> **Quoted passage**:
These records contain a record of minister’s granted licenses and registering in Union County their license to solemnize marriages. They show the minister, original license issuing county, date license issued, date license registered in the county and religious affiliation.

The first marriage law in Ohio was enacted in 1788, sanctioning “ministers of any religious society or congregation within the districts in which they are settled, and the society of christians called quakers in their public meetings” to legally perform marriages. Shortly after statehood on April 4, 1803, the General
Assembly passed a law “regulating marriages.” This new legislation authorized “ordained minister[s] of any religious society or congregation…and the societies of people called quakers and mennonists” to “solemnize marriages.” It, however, required those individuals to first produce “to the court of common pleas for the county” in which they resided their “credentials” of being a “regular minister.” The court was then instructed to “grant such minister a license, whereby he shall be authorized to solemnize marriage, so long as he shall continue a regular minister in such society or congregation.”

> **Rows**:
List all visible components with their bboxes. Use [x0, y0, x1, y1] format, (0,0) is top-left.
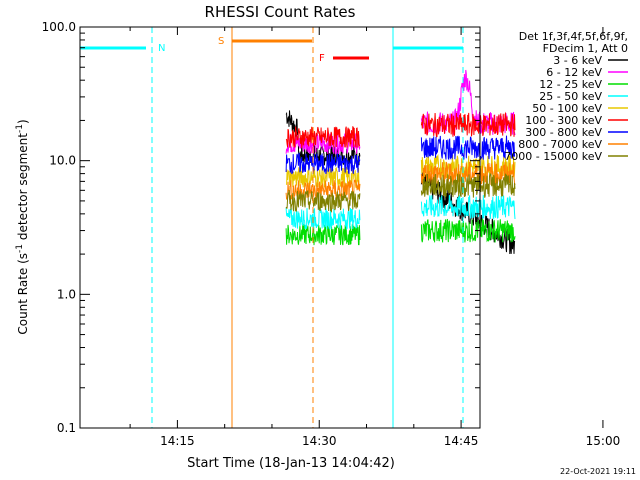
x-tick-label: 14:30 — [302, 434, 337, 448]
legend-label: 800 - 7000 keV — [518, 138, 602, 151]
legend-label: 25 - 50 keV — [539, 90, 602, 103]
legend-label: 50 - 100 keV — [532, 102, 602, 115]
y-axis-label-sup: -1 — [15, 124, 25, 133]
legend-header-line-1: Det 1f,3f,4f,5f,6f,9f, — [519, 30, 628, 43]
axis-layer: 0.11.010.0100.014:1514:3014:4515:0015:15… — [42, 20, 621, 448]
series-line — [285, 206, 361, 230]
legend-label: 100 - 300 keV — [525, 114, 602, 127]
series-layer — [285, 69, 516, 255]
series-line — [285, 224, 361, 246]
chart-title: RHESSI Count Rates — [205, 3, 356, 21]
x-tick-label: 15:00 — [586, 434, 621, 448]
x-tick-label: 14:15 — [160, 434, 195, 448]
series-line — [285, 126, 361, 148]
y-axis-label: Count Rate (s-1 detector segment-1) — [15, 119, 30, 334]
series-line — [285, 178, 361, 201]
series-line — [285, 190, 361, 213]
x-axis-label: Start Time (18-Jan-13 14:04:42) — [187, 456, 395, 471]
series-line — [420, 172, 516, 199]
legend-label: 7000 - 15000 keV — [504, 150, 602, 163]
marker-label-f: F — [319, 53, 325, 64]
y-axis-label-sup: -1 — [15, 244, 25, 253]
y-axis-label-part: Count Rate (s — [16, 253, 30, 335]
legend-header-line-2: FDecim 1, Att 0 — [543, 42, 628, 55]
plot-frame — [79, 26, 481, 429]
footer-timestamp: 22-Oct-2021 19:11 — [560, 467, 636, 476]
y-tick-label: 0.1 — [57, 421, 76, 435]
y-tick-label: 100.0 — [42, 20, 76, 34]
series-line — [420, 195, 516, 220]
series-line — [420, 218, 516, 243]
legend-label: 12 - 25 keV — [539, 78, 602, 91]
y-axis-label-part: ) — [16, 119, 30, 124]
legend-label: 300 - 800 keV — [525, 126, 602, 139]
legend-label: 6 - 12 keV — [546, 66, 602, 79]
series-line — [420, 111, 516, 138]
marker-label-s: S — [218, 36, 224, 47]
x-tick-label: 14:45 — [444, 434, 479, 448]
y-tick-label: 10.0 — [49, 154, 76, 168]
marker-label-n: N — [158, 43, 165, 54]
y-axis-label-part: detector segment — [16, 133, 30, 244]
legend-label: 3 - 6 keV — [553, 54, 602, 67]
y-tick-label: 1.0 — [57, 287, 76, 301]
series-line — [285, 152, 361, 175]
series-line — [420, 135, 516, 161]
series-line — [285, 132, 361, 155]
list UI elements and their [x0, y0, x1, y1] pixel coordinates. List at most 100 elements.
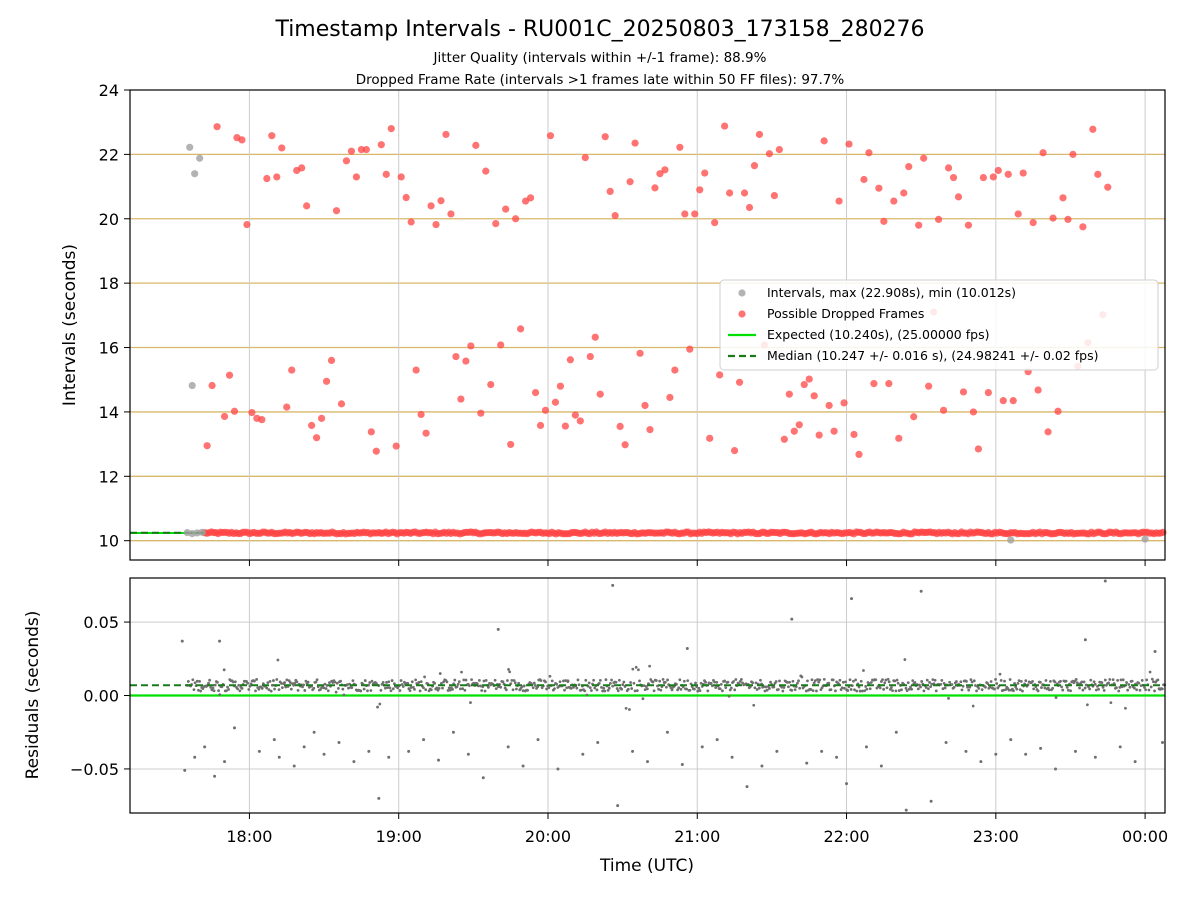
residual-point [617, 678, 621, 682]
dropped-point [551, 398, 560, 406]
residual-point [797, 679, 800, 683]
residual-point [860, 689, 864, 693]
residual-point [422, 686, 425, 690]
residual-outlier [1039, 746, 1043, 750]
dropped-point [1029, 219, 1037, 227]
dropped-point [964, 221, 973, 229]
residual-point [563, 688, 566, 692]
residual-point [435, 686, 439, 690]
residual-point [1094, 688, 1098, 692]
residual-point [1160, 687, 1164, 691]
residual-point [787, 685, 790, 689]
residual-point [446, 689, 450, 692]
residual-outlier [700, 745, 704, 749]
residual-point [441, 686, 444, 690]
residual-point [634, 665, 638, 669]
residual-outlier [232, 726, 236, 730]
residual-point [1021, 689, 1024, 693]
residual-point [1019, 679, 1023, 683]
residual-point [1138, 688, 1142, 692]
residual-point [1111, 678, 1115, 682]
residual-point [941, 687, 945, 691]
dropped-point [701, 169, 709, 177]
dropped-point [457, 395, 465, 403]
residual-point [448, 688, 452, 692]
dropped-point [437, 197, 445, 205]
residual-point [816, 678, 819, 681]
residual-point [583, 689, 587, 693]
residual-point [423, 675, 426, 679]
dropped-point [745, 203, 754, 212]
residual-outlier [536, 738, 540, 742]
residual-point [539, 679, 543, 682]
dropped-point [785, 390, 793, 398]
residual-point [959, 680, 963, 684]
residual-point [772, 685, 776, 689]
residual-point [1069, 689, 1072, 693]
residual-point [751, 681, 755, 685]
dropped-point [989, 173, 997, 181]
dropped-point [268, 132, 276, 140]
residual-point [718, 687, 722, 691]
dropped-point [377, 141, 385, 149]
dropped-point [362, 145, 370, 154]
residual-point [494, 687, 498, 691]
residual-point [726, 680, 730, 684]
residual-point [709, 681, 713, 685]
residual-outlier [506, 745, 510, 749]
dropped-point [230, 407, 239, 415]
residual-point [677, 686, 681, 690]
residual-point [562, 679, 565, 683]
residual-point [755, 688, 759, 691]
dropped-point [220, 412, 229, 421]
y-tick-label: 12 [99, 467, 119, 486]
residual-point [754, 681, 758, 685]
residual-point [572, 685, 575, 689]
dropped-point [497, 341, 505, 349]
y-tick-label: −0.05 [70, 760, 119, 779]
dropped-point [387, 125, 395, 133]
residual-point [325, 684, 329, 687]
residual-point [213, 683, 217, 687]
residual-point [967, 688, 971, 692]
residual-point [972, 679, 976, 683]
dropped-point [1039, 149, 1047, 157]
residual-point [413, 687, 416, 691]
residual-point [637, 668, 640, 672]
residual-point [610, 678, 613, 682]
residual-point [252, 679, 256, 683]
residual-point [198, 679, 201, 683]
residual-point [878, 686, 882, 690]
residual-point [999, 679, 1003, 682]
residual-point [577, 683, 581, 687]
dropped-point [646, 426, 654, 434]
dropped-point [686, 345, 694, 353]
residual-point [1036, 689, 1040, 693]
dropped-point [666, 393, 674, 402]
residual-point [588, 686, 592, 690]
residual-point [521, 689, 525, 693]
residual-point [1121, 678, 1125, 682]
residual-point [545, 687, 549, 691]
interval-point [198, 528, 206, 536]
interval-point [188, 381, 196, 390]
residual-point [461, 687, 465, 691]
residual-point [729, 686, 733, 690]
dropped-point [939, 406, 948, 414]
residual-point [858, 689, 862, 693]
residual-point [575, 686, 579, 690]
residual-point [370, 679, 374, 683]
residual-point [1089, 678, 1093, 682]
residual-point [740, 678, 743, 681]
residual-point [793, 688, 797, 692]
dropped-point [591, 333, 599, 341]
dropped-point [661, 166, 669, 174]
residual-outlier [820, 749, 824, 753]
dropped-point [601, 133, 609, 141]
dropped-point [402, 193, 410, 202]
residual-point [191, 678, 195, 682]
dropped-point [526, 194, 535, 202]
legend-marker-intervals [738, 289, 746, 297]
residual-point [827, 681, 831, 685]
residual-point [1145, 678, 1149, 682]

> **Prompt**: Retype the passage on Ohio minister marriage licenses, word for word, from "These records contain" to "and religious affiliation.".

> **Task answer**:
These records contain a record of minister’s granted licenses and registering in Union County their license to solemnize marriages. They show the minister, original license issuing county, date license issued, date license registered in the county and religious affiliation.